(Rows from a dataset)
_ _ _ _ _ _ _

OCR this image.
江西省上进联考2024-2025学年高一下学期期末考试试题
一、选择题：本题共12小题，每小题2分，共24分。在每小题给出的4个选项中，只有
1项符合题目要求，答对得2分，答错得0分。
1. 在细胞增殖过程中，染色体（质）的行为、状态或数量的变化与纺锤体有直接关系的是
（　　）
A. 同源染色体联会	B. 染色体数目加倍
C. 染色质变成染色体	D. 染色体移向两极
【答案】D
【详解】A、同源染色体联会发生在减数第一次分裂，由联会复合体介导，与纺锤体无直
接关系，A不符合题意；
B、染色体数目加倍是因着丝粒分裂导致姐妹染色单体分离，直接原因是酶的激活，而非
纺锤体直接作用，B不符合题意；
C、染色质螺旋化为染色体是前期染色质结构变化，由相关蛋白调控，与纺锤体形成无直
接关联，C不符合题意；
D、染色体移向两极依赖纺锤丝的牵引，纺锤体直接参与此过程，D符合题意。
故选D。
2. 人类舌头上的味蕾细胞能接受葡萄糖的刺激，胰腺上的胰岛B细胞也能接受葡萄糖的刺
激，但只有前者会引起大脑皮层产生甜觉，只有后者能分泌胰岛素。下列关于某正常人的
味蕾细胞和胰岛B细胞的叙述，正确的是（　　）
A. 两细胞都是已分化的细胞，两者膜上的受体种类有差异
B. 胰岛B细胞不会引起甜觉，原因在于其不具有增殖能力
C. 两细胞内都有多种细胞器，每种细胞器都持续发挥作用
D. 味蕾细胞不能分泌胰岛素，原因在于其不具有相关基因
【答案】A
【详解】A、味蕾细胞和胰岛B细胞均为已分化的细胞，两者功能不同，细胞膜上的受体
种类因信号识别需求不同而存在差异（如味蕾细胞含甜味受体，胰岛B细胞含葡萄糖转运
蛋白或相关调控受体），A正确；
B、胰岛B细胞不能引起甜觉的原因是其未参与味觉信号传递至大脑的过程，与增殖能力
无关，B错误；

_ _ _ _ _ _ _

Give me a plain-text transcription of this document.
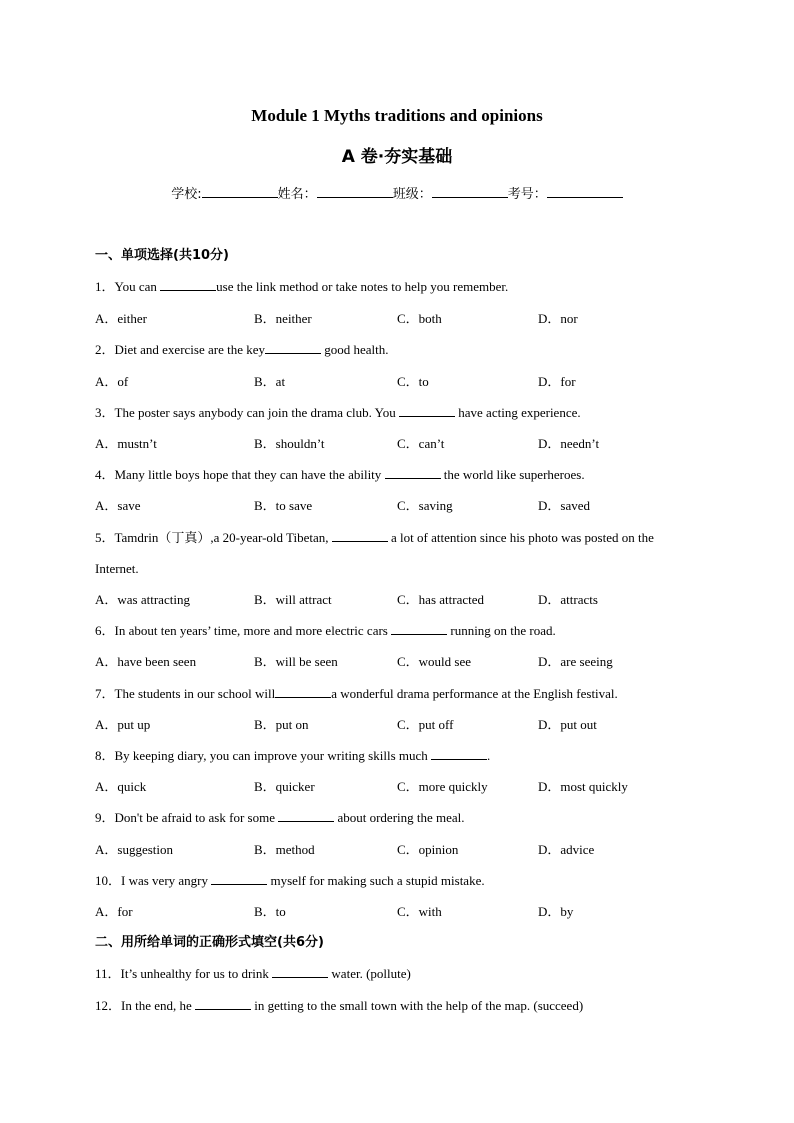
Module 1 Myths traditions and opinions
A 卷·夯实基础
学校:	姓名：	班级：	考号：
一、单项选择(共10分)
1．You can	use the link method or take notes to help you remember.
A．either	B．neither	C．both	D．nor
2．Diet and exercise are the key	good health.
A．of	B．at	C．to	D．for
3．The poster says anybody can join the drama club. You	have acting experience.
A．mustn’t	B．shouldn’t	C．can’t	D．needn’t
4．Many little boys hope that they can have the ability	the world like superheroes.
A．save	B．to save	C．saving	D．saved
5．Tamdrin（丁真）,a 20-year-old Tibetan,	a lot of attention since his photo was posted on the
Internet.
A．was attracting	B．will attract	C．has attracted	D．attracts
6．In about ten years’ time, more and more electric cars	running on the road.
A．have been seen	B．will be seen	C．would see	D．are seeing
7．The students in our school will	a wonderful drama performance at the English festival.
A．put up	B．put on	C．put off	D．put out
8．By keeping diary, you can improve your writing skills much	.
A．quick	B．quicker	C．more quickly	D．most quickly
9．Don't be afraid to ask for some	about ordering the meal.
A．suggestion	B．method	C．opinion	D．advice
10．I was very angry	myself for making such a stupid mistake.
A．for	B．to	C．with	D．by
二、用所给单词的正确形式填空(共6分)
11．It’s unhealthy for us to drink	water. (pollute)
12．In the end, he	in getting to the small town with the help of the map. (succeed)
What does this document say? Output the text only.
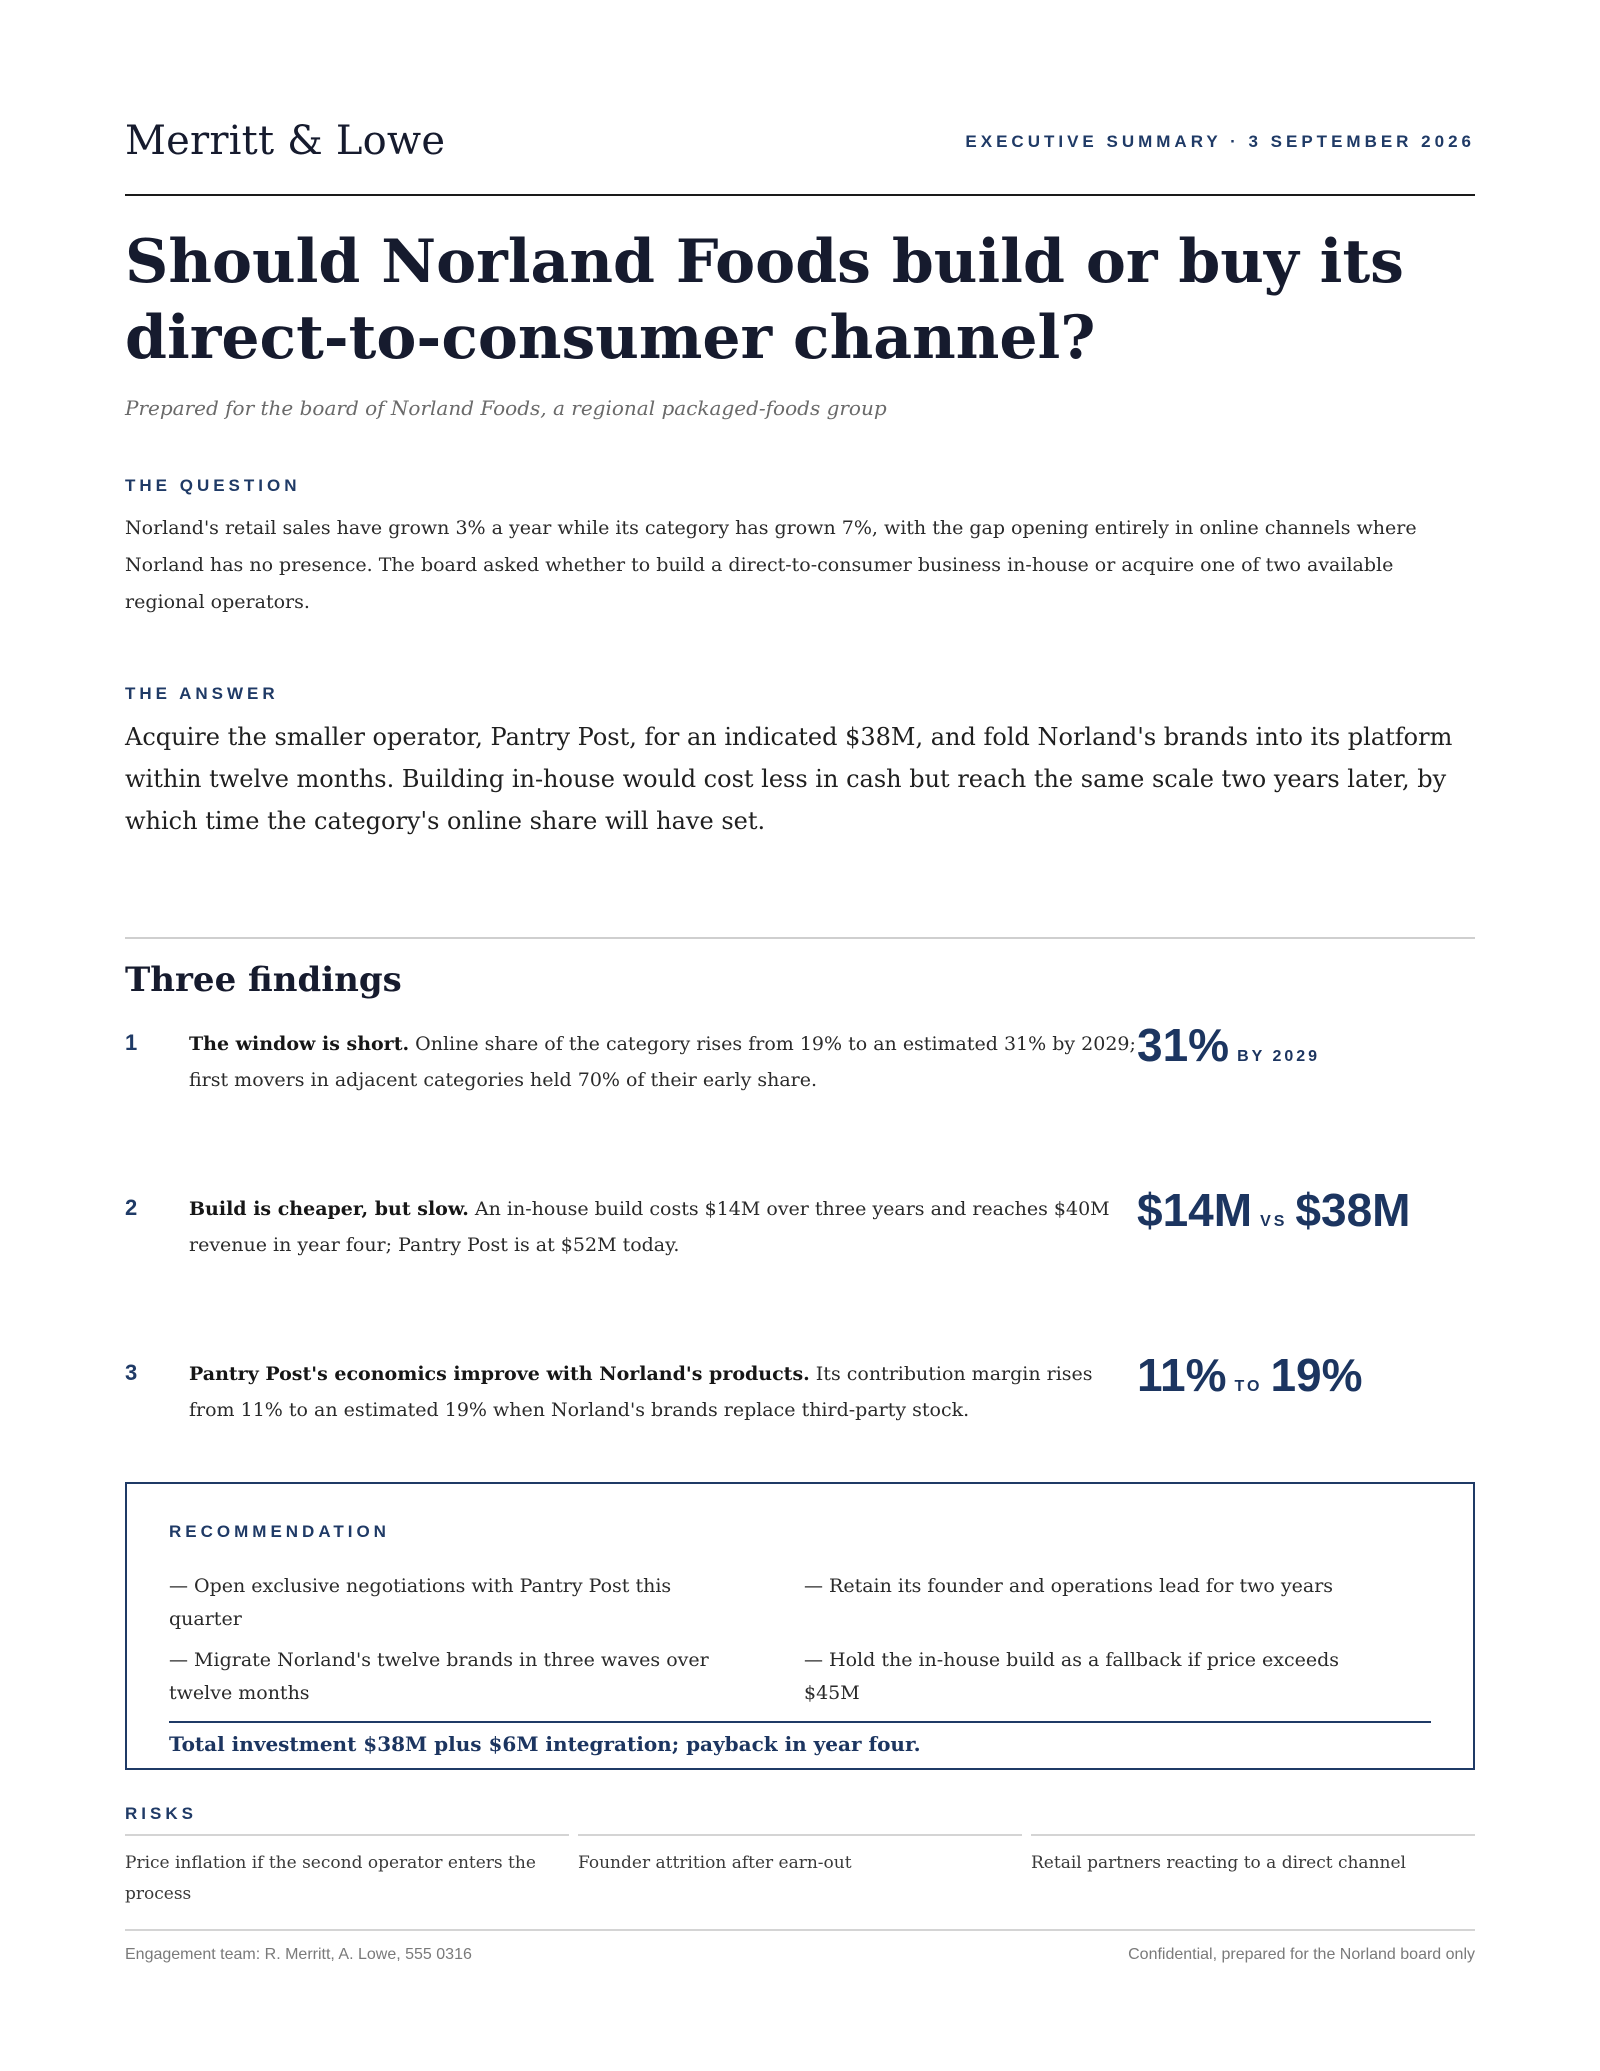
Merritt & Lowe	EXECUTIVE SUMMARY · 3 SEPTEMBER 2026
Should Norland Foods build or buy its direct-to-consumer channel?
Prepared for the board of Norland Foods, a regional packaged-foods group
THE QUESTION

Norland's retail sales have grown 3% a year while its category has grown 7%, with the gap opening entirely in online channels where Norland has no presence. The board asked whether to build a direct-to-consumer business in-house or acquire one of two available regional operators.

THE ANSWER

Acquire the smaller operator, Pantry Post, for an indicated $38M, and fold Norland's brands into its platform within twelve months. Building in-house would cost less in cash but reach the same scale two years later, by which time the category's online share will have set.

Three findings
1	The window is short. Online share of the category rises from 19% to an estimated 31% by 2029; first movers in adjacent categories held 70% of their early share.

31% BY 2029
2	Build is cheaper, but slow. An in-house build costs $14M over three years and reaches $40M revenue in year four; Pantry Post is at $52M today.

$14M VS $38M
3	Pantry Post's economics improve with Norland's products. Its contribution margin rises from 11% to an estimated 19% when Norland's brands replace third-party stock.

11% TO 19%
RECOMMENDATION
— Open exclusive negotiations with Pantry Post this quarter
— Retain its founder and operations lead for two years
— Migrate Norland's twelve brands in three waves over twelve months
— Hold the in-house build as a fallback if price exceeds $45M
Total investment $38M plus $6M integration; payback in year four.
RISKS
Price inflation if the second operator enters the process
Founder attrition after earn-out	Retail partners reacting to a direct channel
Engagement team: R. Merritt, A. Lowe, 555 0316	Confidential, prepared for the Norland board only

_ _ _ _ _ _ _

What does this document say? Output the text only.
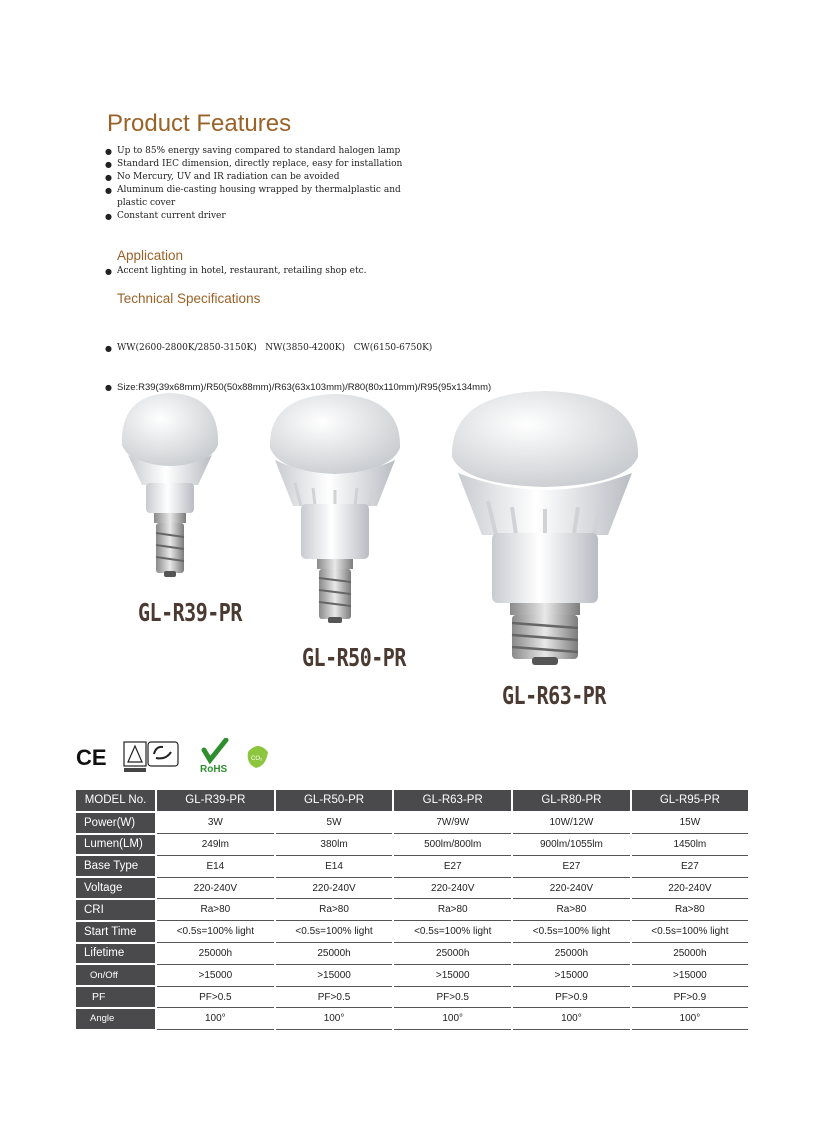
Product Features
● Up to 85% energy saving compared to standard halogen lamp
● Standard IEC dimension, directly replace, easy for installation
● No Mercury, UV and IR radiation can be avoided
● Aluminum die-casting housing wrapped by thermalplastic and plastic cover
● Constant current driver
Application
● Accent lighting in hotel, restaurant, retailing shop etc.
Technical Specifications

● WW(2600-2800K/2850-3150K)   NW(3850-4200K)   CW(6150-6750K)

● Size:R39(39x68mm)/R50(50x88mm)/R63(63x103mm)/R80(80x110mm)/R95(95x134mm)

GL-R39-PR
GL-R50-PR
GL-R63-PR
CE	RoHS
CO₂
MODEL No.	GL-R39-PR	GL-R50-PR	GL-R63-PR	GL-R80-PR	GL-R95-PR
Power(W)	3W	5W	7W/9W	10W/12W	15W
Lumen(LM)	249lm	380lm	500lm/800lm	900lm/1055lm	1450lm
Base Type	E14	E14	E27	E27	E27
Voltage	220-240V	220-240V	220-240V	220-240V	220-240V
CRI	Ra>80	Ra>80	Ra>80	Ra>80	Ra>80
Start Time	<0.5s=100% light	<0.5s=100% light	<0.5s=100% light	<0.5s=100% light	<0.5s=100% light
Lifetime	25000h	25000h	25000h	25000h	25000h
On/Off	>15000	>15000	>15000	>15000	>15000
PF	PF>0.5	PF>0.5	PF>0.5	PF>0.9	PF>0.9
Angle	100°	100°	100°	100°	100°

_ _ _ _ _ _ _

> JOB
Pick out the lines that have the word "saving". Copy them all.

> FINAL RESULT
A．save	B．to save	C．saving	D．saved
● Up to 85% energy saving compared to standard halogen lamp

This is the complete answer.